■ **Written instruction**
Wherever the string "Tiger" occurs in a line of these records, report that line.

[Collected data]
────────

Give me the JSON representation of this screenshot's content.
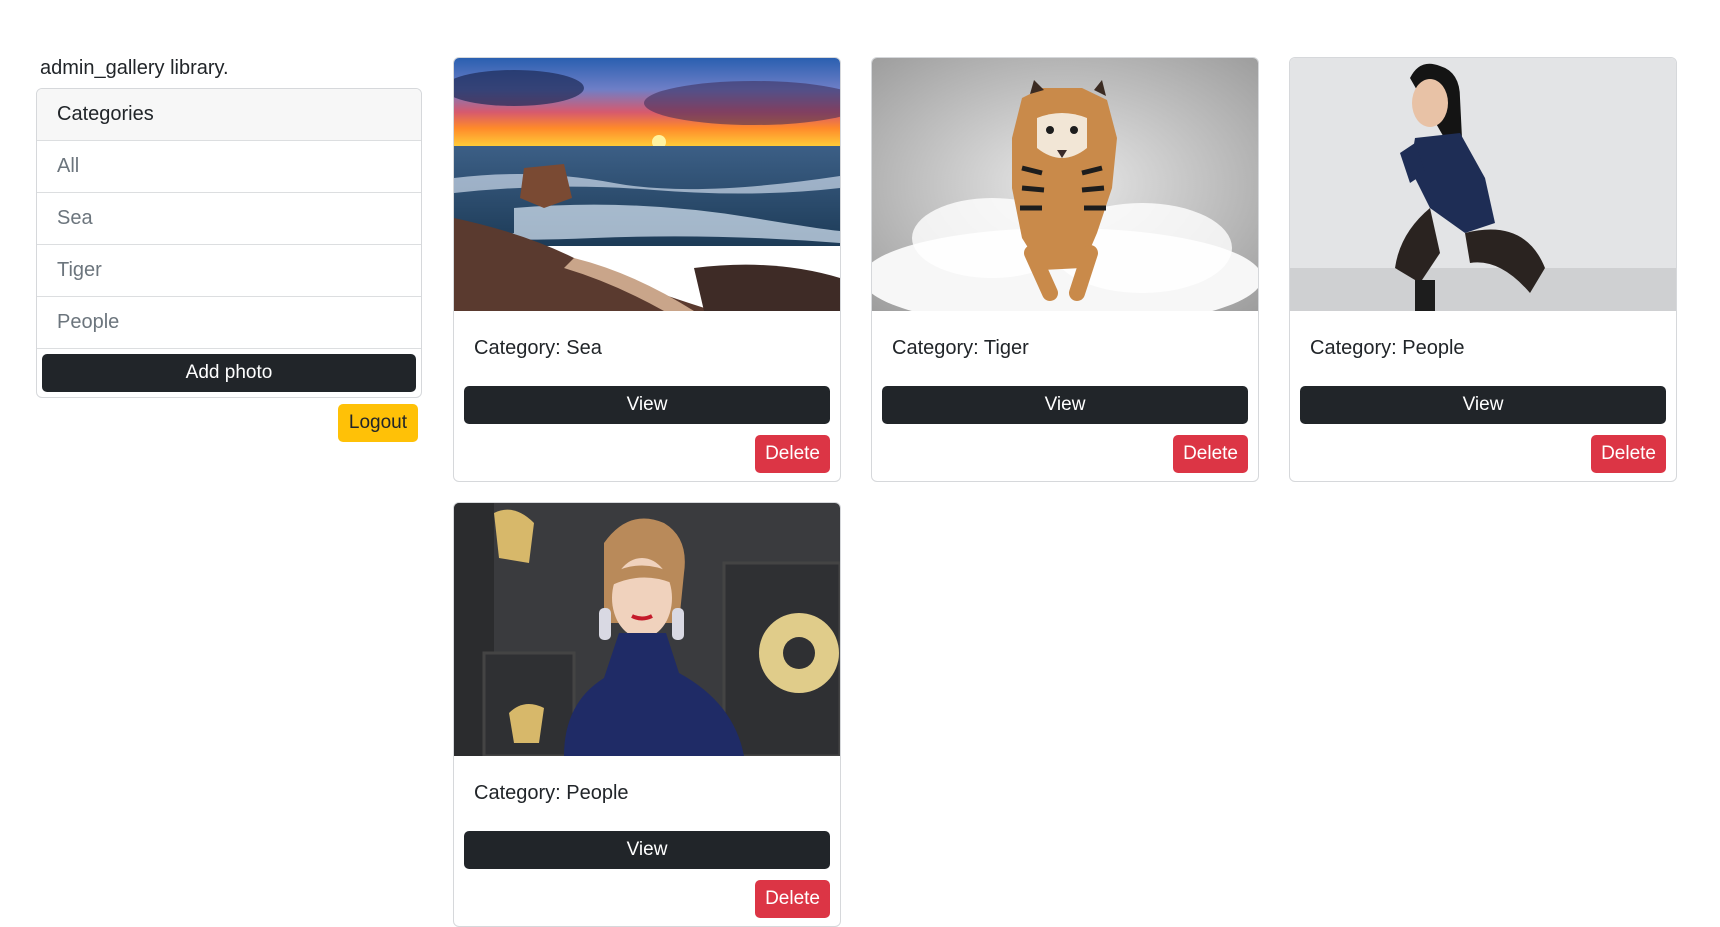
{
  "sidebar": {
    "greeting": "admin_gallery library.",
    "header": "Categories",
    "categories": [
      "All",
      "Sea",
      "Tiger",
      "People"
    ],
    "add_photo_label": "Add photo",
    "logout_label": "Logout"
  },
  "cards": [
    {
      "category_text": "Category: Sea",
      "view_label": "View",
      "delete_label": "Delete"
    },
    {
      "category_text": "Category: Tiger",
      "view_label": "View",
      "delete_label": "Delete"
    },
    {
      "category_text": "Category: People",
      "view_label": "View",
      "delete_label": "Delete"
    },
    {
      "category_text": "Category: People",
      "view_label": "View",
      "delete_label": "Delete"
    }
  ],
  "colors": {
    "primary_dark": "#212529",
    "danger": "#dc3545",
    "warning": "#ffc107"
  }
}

────────

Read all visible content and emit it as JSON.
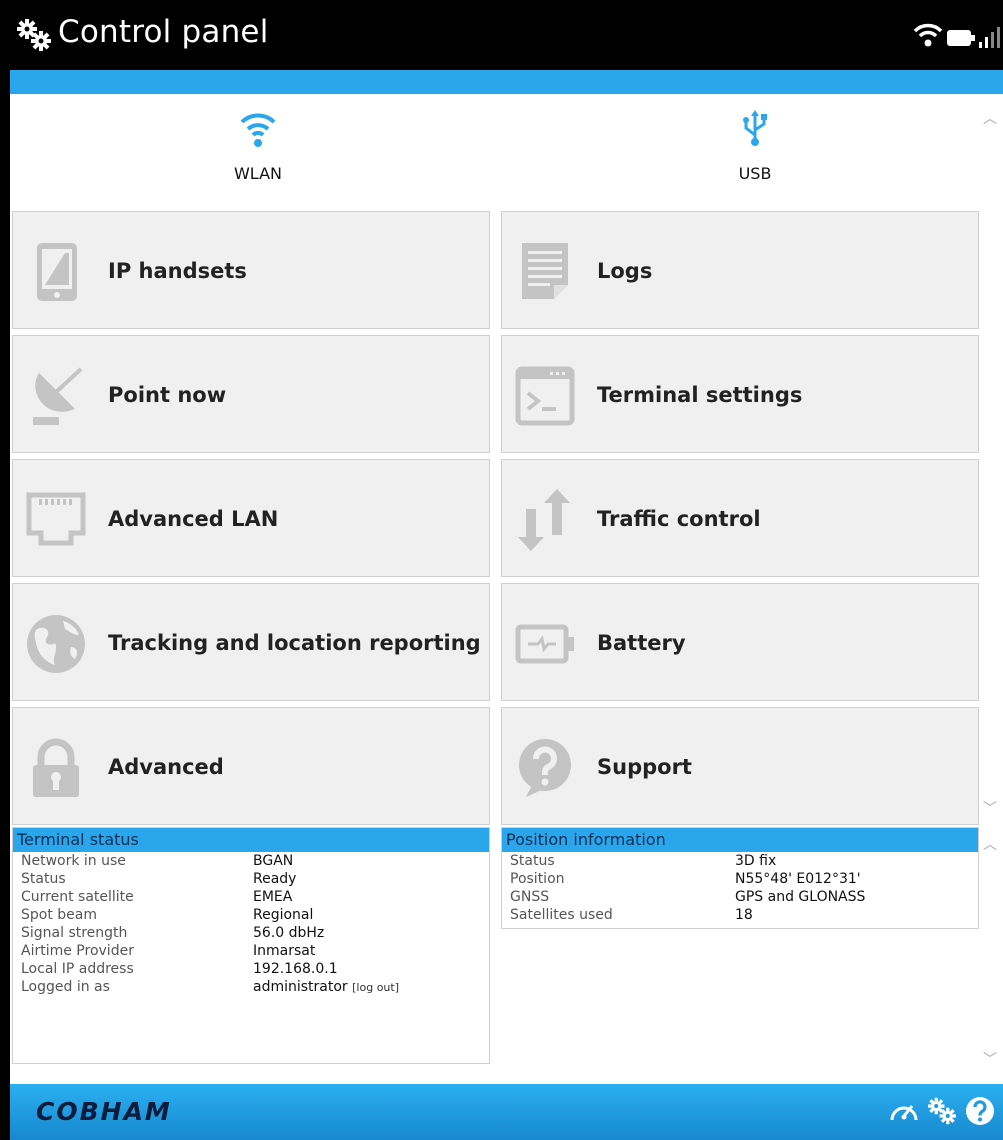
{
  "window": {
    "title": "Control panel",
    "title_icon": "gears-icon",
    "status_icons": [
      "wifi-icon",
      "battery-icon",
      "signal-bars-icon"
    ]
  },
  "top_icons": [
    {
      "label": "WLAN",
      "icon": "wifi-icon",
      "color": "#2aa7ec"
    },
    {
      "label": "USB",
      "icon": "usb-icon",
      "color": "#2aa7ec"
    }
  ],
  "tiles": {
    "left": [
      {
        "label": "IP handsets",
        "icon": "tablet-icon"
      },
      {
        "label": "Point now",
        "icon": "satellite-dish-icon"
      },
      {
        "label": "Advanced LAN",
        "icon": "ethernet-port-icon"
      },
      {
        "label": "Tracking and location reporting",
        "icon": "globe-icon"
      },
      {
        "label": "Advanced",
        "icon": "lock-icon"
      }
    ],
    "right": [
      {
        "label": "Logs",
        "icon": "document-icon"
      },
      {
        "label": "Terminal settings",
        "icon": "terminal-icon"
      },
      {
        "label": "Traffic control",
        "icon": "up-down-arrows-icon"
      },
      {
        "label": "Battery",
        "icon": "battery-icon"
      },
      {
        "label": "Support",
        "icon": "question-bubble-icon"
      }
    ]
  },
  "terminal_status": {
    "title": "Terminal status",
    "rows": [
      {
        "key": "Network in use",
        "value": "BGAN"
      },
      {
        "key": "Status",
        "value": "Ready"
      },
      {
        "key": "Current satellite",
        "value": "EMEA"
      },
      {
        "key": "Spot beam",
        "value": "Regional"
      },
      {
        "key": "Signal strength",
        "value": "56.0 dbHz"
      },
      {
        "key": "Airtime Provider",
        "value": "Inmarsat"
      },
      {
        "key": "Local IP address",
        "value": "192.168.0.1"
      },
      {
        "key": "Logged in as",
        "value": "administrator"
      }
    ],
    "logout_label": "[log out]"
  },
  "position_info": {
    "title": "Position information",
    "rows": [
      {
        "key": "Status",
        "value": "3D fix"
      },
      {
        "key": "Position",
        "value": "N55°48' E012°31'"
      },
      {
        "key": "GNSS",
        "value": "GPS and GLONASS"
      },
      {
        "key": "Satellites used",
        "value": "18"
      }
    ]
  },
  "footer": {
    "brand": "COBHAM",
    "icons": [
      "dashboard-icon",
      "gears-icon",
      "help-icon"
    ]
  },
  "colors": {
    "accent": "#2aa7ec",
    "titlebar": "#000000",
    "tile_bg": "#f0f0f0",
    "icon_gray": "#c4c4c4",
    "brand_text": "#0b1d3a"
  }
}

────────

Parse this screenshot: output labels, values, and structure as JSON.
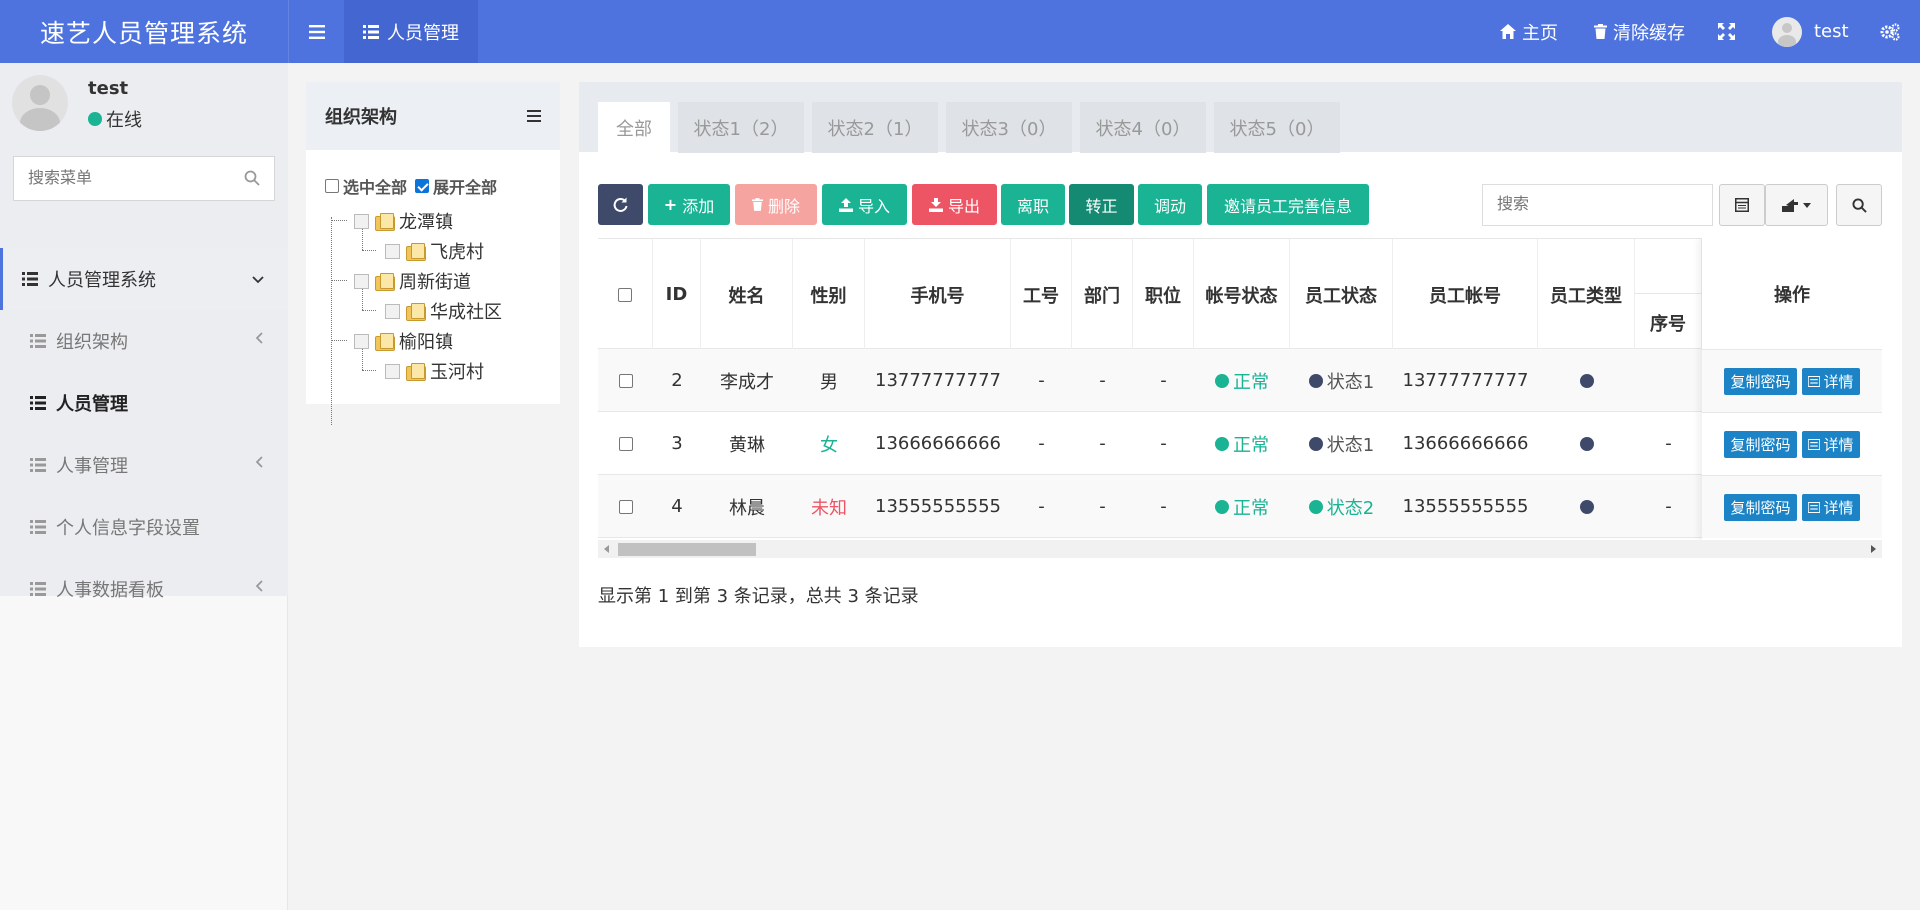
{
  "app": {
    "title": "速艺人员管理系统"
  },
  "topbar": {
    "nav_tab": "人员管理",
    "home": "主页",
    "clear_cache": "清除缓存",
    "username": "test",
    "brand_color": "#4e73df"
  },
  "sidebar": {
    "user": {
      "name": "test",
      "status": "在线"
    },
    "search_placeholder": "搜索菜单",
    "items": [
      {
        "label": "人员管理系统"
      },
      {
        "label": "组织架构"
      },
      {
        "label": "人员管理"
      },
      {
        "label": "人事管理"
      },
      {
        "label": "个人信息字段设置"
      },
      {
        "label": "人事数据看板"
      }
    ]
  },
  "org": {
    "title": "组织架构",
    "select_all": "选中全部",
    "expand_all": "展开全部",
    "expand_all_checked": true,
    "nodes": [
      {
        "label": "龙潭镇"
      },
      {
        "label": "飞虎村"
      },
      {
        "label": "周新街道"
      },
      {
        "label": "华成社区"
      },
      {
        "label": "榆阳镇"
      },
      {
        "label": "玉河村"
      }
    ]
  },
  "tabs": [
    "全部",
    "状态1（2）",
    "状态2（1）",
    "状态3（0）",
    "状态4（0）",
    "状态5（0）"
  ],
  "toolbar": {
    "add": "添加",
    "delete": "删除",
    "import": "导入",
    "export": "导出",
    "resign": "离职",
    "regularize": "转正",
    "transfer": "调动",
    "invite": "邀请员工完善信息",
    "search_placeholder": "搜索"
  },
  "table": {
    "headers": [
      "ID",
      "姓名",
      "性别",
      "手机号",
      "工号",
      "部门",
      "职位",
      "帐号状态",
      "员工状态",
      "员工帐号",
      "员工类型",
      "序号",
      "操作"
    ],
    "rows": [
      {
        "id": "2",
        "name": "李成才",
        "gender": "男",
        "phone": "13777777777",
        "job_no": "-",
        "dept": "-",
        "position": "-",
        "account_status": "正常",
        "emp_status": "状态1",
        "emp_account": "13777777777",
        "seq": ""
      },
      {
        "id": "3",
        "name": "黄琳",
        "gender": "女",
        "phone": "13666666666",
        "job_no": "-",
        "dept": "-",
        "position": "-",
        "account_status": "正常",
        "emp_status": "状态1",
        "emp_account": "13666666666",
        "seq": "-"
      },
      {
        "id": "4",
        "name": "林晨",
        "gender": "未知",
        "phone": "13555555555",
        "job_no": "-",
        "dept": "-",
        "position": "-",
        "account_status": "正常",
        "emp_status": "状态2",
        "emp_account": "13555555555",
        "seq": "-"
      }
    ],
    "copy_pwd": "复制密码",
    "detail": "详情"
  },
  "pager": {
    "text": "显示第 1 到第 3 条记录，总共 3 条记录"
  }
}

────────

■ **Exercise response**
      "Tiger",
      "category_text": "Category: Tiger",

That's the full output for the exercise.